## Goals
**A)** In the thread on calculus in computer science, what does $1$ stand for in the algebraic definition of a list?
**B)** Please copy the calculus thread word for word, from "And, besides that, one" up to and including "students usually think.".

Many computer science programs require two or three calculus classes.
I'm wondering, how and when is calculus used in computer science? The CS content of a degree in computer science tends to focus on algorithms, operating systems, data structures, artificial intelligence, software engineering, etc. Are there times when Calculus is useful in these or other areas of Computer Science?
I can think of a few courses that would need Calculus, directly. I have used bold face for the usually obligatory disciplines for a Computer Science degree, and italics for the usually optional ones.
There may be others -- this is just off the top of my head.
And, besides that, one benefits indirectly from a Calculus course by learning how to reason and explain arguments with technical rigor. This is more valuable than students usually think.
Finally -- you will need Calculus in order to, well, interact with people from other Exact Sciences and Engineering. And it's not uncommon that a Computer Scientist needs to not only talk but also work together with a Physicist or an Engineer.
This is somewhat obscure, but calculus turns up in algebraic data types. For any given type, the type of its one-hole contexts is the derivative of that type. See this excellent talk for an overview of the whole subject. This is very technical terminology, so let's explain.
You may have come across tuples being referred to as product types (if not, it's because they are the cartesian product of two types). We're going to take this literally and use the notation:
$$a * b$$
To represent a tuple, where $a$ and $b$ are both types. Next, you may have come across sum types these are types which can be either one type, or another (known as unions, variants, or as the Either type (kinda) in Haskell). We're also going to take this one literally and use the notation:
$$a + b$$
These are named as they are because if a type $a$ has $N_a$ values and a type $b$ has $N_b$ values, then the type $a + b$ has $N_a + N_b$ values.
These types look like normal algebraic expressions and we can, in fact, manipulate them as such (to a point).
In functional languages a common definition of a list (given in Haskell here) is this:
data List a = Empty
| Cons a List
This says that a list is either empty or a tuple of a value and another list. Transforming that to algebraic notation, we get:
$$L(a) = 1 + a * L(a)$$
Where $1$ represents a type with one value (aka the unit type). By repeatedly inserting, we can evaluate this to get a definition for $L(a)$:
$$L(a) = 1 + a * L(a)$$ $$L(a) = 1 + a * (1 + a * L(a))$$ $$L(a) = 1 + a + a^2 * (1 + a * L(a))$$ $$L(a) = 1 + a + a^2 + a^3 * (1 + a * L(a))$$ $$L(a) = 1 + a + a^2 + a^3 + a^4 + a^5...$$
(Where $x^n$ is meant in the sense of repeated multiplication.)

Element-and-box listings
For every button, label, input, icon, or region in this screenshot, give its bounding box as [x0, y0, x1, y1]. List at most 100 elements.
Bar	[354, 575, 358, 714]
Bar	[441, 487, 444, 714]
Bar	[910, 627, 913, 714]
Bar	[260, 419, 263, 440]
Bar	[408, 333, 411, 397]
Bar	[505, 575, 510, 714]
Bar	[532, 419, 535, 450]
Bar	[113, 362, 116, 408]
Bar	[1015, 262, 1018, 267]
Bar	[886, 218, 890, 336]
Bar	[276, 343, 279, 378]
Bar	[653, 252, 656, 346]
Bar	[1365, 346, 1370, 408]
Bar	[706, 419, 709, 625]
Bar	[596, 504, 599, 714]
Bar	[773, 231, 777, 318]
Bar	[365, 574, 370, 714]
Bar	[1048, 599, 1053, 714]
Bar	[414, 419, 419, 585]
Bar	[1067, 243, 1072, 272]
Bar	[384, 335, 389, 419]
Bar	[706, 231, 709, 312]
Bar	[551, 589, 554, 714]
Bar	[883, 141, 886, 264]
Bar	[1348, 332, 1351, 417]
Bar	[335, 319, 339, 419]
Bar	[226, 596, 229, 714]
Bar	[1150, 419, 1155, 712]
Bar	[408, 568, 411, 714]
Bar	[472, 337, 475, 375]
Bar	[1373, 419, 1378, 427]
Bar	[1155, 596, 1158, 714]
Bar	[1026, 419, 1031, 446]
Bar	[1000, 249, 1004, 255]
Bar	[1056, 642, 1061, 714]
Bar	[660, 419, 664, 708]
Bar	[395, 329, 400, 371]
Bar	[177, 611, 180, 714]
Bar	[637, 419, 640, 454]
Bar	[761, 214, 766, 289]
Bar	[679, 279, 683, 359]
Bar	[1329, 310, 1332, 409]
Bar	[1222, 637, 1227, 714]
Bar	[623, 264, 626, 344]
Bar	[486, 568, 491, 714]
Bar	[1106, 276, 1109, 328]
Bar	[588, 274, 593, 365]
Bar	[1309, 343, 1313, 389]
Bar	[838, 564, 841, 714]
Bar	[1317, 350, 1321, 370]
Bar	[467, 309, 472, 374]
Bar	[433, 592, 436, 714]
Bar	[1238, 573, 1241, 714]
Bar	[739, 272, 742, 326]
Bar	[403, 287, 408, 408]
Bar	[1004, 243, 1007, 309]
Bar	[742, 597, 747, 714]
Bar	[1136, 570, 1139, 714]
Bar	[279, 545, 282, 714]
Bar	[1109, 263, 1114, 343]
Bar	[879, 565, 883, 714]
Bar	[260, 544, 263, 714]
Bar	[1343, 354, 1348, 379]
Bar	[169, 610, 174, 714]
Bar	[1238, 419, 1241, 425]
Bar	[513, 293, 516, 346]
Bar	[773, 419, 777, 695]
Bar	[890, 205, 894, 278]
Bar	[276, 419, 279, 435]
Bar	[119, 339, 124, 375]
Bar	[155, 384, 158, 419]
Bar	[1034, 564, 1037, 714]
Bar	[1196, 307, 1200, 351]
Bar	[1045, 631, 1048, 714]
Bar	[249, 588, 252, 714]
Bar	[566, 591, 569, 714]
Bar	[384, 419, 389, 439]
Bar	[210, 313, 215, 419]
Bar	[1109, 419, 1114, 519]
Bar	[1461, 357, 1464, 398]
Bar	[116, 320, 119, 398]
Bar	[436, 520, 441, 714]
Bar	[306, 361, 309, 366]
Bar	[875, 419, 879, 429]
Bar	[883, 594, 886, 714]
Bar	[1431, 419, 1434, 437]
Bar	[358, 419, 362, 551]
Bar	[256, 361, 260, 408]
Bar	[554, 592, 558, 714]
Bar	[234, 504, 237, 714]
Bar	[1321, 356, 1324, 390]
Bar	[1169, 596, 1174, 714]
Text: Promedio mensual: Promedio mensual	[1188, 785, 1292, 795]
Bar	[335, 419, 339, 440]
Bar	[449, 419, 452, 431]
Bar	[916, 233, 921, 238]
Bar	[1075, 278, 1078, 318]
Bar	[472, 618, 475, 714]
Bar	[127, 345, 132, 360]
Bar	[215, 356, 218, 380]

## Worked answers
**A)** It stands for a type with one value, also called the unit type.

**B)**
And, besides that, one benefits indirectly from a Calculus course by learning how to reason and explain arguments with technical rigor. This is more valuable than students usually think.